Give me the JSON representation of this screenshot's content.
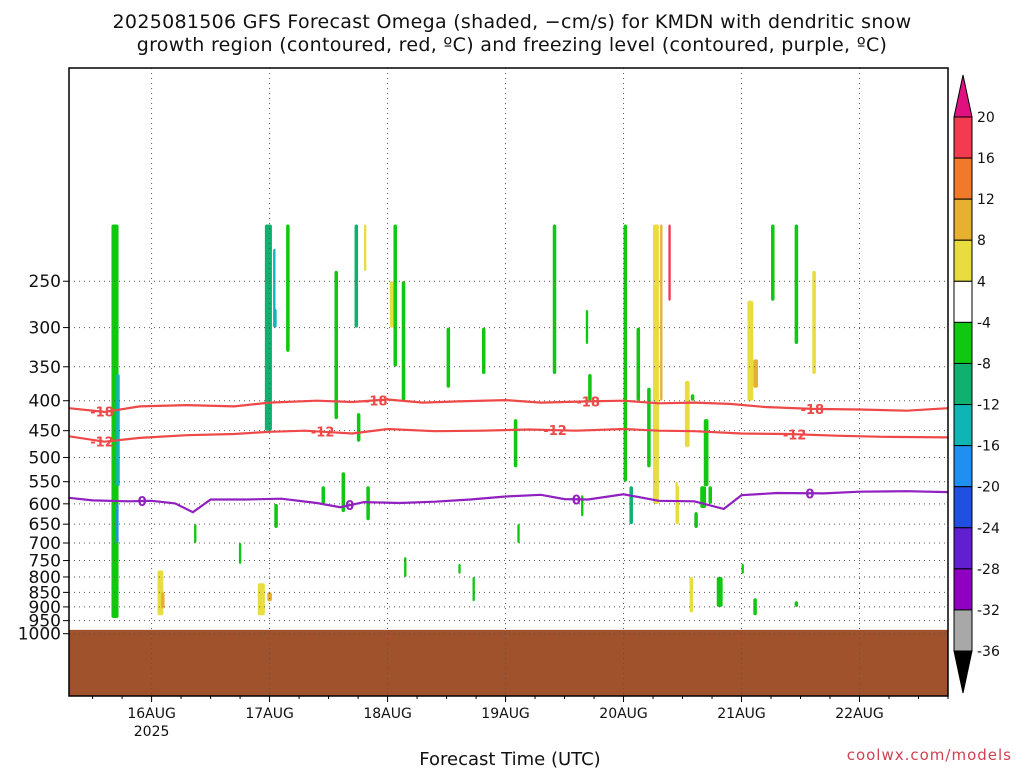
{
  "chart_data": {
    "type": "heatmap",
    "title_line1": "2025081506 GFS Forecast Omega (shaded, −cm/s) for KMDN with dendritic snow",
    "title_line2": "growth region (contoured, red, ºC) and freezing level (contoured, purple, ºC)",
    "xlabel": "Forecast Time (UTC)",
    "credit": "coolwx.com/models",
    "y_ticks": [
      250,
      300,
      350,
      400,
      450,
      500,
      550,
      600,
      650,
      700,
      750,
      800,
      850,
      900,
      950,
      1000
    ],
    "y_range_hpa": [
      200,
      1000
    ],
    "x_range_days": [
      15.3,
      22.75
    ],
    "x_ticks": [
      {
        "day": 16,
        "label": "16AUG",
        "sub": "2025"
      },
      {
        "day": 17,
        "label": "17AUG",
        "sub": ""
      },
      {
        "day": 18,
        "label": "18AUG",
        "sub": ""
      },
      {
        "day": 19,
        "label": "19AUG",
        "sub": ""
      },
      {
        "day": 20,
        "label": "20AUG",
        "sub": ""
      },
      {
        "day": 21,
        "label": "21AUG",
        "sub": ""
      },
      {
        "day": 22,
        "label": "22AUG",
        "sub": ""
      }
    ],
    "grid": true,
    "colorbar": {
      "tick_labels": [
        "20",
        "16",
        "12",
        "8",
        "4",
        "-4",
        "-8",
        "-12",
        "-16",
        "-20",
        "-24",
        "-28",
        "-32",
        "-36"
      ],
      "colors_top_to_bottom": [
        "#f23a50",
        "#f07a2a",
        "#e8b030",
        "#e8dc40",
        "#ffffff",
        "#10c810",
        "#10b070",
        "#10b4b4",
        "#2090f0",
        "#2050e0",
        "#6020d0",
        "#9000c0",
        "#a8a8a8"
      ],
      "top_arrow_color": "#e01080",
      "bottom_arrow_color": "#000000"
    },
    "contours": [
      {
        "name": "-18",
        "color": "#ee4848",
        "label": "-18",
        "points": [
          [
            15.3,
            412
          ],
          [
            15.6,
            418
          ],
          [
            15.9,
            409
          ],
          [
            16.3,
            407
          ],
          [
            16.7,
            409
          ],
          [
            17.0,
            403
          ],
          [
            17.4,
            400
          ],
          [
            17.7,
            402
          ],
          [
            18.0,
            398
          ],
          [
            18.3,
            403
          ],
          [
            18.6,
            401
          ],
          [
            19.0,
            399
          ],
          [
            19.3,
            403
          ],
          [
            19.7,
            401
          ],
          [
            20.0,
            400
          ],
          [
            20.3,
            404
          ],
          [
            20.6,
            403
          ],
          [
            20.9,
            405
          ],
          [
            21.2,
            410
          ],
          [
            21.6,
            413
          ],
          [
            22.0,
            414
          ],
          [
            22.4,
            416
          ],
          [
            22.75,
            412
          ]
        ],
        "labels_at": [
          15.58,
          17.9,
          19.7,
          21.6
        ]
      },
      {
        "name": "-12",
        "color": "#ee4848",
        "label": "-12",
        "points": [
          [
            15.3,
            460
          ],
          [
            15.6,
            470
          ],
          [
            15.9,
            463
          ],
          [
            16.3,
            458
          ],
          [
            16.7,
            456
          ],
          [
            17.0,
            452
          ],
          [
            17.3,
            450
          ],
          [
            17.7,
            455
          ],
          [
            18.0,
            447
          ],
          [
            18.4,
            451
          ],
          [
            18.8,
            450
          ],
          [
            19.2,
            448
          ],
          [
            19.6,
            450
          ],
          [
            20.0,
            447
          ],
          [
            20.3,
            450
          ],
          [
            20.6,
            451
          ],
          [
            21.0,
            455
          ],
          [
            21.4,
            456
          ],
          [
            21.8,
            459
          ],
          [
            22.2,
            461
          ],
          [
            22.75,
            462
          ]
        ],
        "labels_at": [
          15.58,
          17.45,
          19.42,
          21.45
        ]
      },
      {
        "name": "0",
        "color": "#9020c0",
        "label": "0",
        "points": [
          [
            15.3,
            586
          ],
          [
            15.5,
            592
          ],
          [
            15.8,
            594
          ],
          [
            16.0,
            593
          ],
          [
            16.2,
            599
          ],
          [
            16.35,
            620
          ],
          [
            16.5,
            590
          ],
          [
            16.8,
            590
          ],
          [
            17.1,
            588
          ],
          [
            17.4,
            598
          ],
          [
            17.6,
            608
          ],
          [
            17.8,
            596
          ],
          [
            18.1,
            598
          ],
          [
            18.4,
            595
          ],
          [
            18.7,
            590
          ],
          [
            19.0,
            583
          ],
          [
            19.3,
            579
          ],
          [
            19.5,
            589
          ],
          [
            19.7,
            590
          ],
          [
            20.0,
            578
          ],
          [
            20.3,
            593
          ],
          [
            20.6,
            594
          ],
          [
            20.85,
            612
          ],
          [
            21.0,
            580
          ],
          [
            21.3,
            575
          ],
          [
            21.7,
            576
          ],
          [
            22.0,
            572
          ],
          [
            22.4,
            571
          ],
          [
            22.75,
            573
          ]
        ],
        "labels_at": [
          15.92,
          17.68,
          19.6,
          21.58
        ]
      }
    ],
    "omega_cells_note": "shaded omega regions approximated as cells: [day_start, day_end, hPa_top, hPa_bottom, bin_index]",
    "omega_cells": [
      [
        15.66,
        15.72,
        200,
        940,
        5
      ],
      [
        15.7,
        15.73,
        360,
        560,
        7
      ],
      [
        15.7,
        15.72,
        600,
        700,
        8
      ],
      [
        16.96,
        17.02,
        200,
        450,
        6
      ],
      [
        17.03,
        17.06,
        220,
        300,
        7
      ],
      [
        17.04,
        17.07,
        600,
        660,
        5
      ],
      [
        17.55,
        17.58,
        240,
        430,
        5
      ],
      [
        17.72,
        17.75,
        200,
        300,
        6
      ],
      [
        17.74,
        17.77,
        420,
        470,
        5
      ],
      [
        17.61,
        17.64,
        530,
        620,
        5
      ],
      [
        17.82,
        17.85,
        560,
        640,
        5
      ],
      [
        18.05,
        18.08,
        200,
        350,
        5
      ],
      [
        18.12,
        18.15,
        250,
        400,
        5
      ],
      [
        18.14,
        18.16,
        740,
        800,
        5
      ],
      [
        18.5,
        18.53,
        300,
        380,
        5
      ],
      [
        18.6,
        18.62,
        760,
        790,
        5
      ],
      [
        18.72,
        18.74,
        800,
        880,
        5
      ],
      [
        19.07,
        19.1,
        430,
        520,
        5
      ],
      [
        19.1,
        19.12,
        650,
        700,
        5
      ],
      [
        19.4,
        19.43,
        200,
        360,
        5
      ],
      [
        19.68,
        19.7,
        280,
        320,
        5
      ],
      [
        19.7,
        19.73,
        360,
        400,
        5
      ],
      [
        20.0,
        20.03,
        200,
        550,
        5
      ],
      [
        20.05,
        20.08,
        560,
        650,
        6
      ],
      [
        20.11,
        20.14,
        300,
        400,
        5
      ],
      [
        20.2,
        20.23,
        380,
        520,
        5
      ],
      [
        20.25,
        20.28,
        540,
        580,
        5
      ],
      [
        20.6,
        20.63,
        620,
        660,
        5
      ],
      [
        20.68,
        20.72,
        430,
        560,
        5
      ],
      [
        20.72,
        20.75,
        560,
        600,
        5
      ],
      [
        21.25,
        21.28,
        200,
        270,
        5
      ],
      [
        21.45,
        21.48,
        880,
        900,
        5
      ],
      [
        20.57,
        20.6,
        390,
        400,
        5
      ],
      [
        20.65,
        20.7,
        560,
        610,
        5
      ],
      [
        20.79,
        20.84,
        800,
        900,
        5
      ],
      [
        16.05,
        16.1,
        780,
        930,
        3
      ],
      [
        16.08,
        16.11,
        850,
        905,
        2
      ],
      [
        16.9,
        16.96,
        820,
        930,
        3
      ],
      [
        16.98,
        17.02,
        850,
        880,
        2
      ],
      [
        20.25,
        20.3,
        200,
        600,
        3
      ],
      [
        20.31,
        20.33,
        200,
        400,
        2
      ],
      [
        20.38,
        20.4,
        200,
        270,
        0
      ],
      [
        20.44,
        20.47,
        550,
        650,
        3
      ],
      [
        20.56,
        20.59,
        800,
        920,
        3
      ],
      [
        20.52,
        20.56,
        370,
        480,
        3
      ],
      [
        21.05,
        21.1,
        270,
        400,
        3
      ],
      [
        21.1,
        21.14,
        340,
        380,
        2
      ],
      [
        21.6,
        21.63,
        240,
        360,
        3
      ],
      [
        17.8,
        17.82,
        200,
        240,
        3
      ],
      [
        18.02,
        18.05,
        250,
        300,
        3
      ],
      [
        15.85,
        15.9,
        200,
        260,
        4
      ],
      [
        15.86,
        15.93,
        740,
        960,
        4
      ],
      [
        16.2,
        16.28,
        260,
        330,
        4
      ],
      [
        16.3,
        16.36,
        230,
        300,
        4
      ],
      [
        16.4,
        16.46,
        700,
        780,
        4
      ],
      [
        16.55,
        16.62,
        330,
        420,
        4
      ],
      [
        16.7,
        16.78,
        240,
        310,
        4
      ],
      [
        16.84,
        16.9,
        460,
        520,
        4
      ],
      [
        17.05,
        17.1,
        200,
        280,
        4
      ],
      [
        17.1,
        17.15,
        500,
        620,
        4
      ],
      [
        17.18,
        17.24,
        700,
        800,
        4
      ],
      [
        17.3,
        17.36,
        200,
        260,
        4
      ],
      [
        17.4,
        17.47,
        870,
        930,
        4
      ],
      [
        17.5,
        17.56,
        600,
        680,
        4
      ],
      [
        17.6,
        17.68,
        250,
        300,
        4
      ],
      [
        17.68,
        17.72,
        470,
        520,
        4
      ],
      [
        17.75,
        17.8,
        550,
        640,
        4
      ],
      [
        17.9,
        17.96,
        860,
        900,
        4
      ],
      [
        18.2,
        18.26,
        270,
        330,
        4
      ],
      [
        18.28,
        18.34,
        420,
        520,
        4
      ],
      [
        18.35,
        18.4,
        200,
        260,
        4
      ],
      [
        18.4,
        18.46,
        680,
        760,
        4
      ],
      [
        18.6,
        18.66,
        220,
        290,
        4
      ],
      [
        18.66,
        18.72,
        560,
        640,
        4
      ],
      [
        18.8,
        18.86,
        860,
        900,
        4
      ],
      [
        18.95,
        19.02,
        270,
        340,
        4
      ],
      [
        19.05,
        19.1,
        520,
        600,
        4
      ],
      [
        19.2,
        19.26,
        200,
        260,
        4
      ],
      [
        19.28,
        19.34,
        900,
        950,
        4
      ],
      [
        19.5,
        19.56,
        300,
        360,
        4
      ],
      [
        19.6,
        19.66,
        200,
        280,
        4
      ],
      [
        19.75,
        19.82,
        240,
        320,
        4
      ],
      [
        19.82,
        19.88,
        560,
        660,
        4
      ],
      [
        19.88,
        19.95,
        820,
        920,
        4
      ],
      [
        20.1,
        20.16,
        200,
        300,
        4
      ],
      [
        20.3,
        20.36,
        700,
        800,
        4
      ],
      [
        20.46,
        20.5,
        440,
        560,
        4
      ],
      [
        20.62,
        20.68,
        200,
        280,
        4
      ],
      [
        20.7,
        20.76,
        640,
        700,
        4
      ],
      [
        20.88,
        20.94,
        880,
        900,
        4
      ],
      [
        21.0,
        21.06,
        200,
        240,
        4
      ],
      [
        21.25,
        21.3,
        330,
        380,
        4
      ],
      [
        21.4,
        21.46,
        540,
        580,
        4
      ],
      [
        21.7,
        21.76,
        520,
        600,
        4
      ],
      [
        21.95,
        22.0,
        300,
        380,
        4
      ],
      [
        22.05,
        22.1,
        890,
        940,
        4
      ],
      [
        22.1,
        22.16,
        350,
        460,
        4
      ],
      [
        22.2,
        22.26,
        590,
        620,
        4
      ],
      [
        22.3,
        22.36,
        790,
        830,
        4
      ],
      [
        22.4,
        22.46,
        300,
        420,
        4
      ],
      [
        22.45,
        22.5,
        250,
        270,
        4
      ],
      [
        22.05,
        22.1,
        900,
        940,
        4
      ],
      [
        16.36,
        16.38,
        650,
        700,
        5
      ],
      [
        16.74,
        16.76,
        700,
        760,
        5
      ],
      [
        17.14,
        17.17,
        200,
        330,
        5
      ],
      [
        17.44,
        17.47,
        560,
        600,
        5
      ],
      [
        18.8,
        18.83,
        300,
        360,
        5
      ],
      [
        19.64,
        19.66,
        580,
        630,
        5
      ],
      [
        21.0,
        21.02,
        760,
        790,
        5
      ],
      [
        21.1,
        21.13,
        870,
        930,
        5
      ],
      [
        21.45,
        21.48,
        200,
        320,
        5
      ]
    ],
    "ground_hpa": 985
  }
}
★ ★ ★ ★ ★
WHAT YOU SHOULD DO: Which of the lines above hold the word "shaded"? Copy each one.

WRITTEN REPLY:
    "title_line1": "2025081506 GFS Forecast Omega (shaded, −cm/s) for KMDN with dendritic snow",
    "omega_cells_note": "shaded omega regions approximated as cells: [day_start, day_end, hPa_top, hPa_bottom, bin_index]",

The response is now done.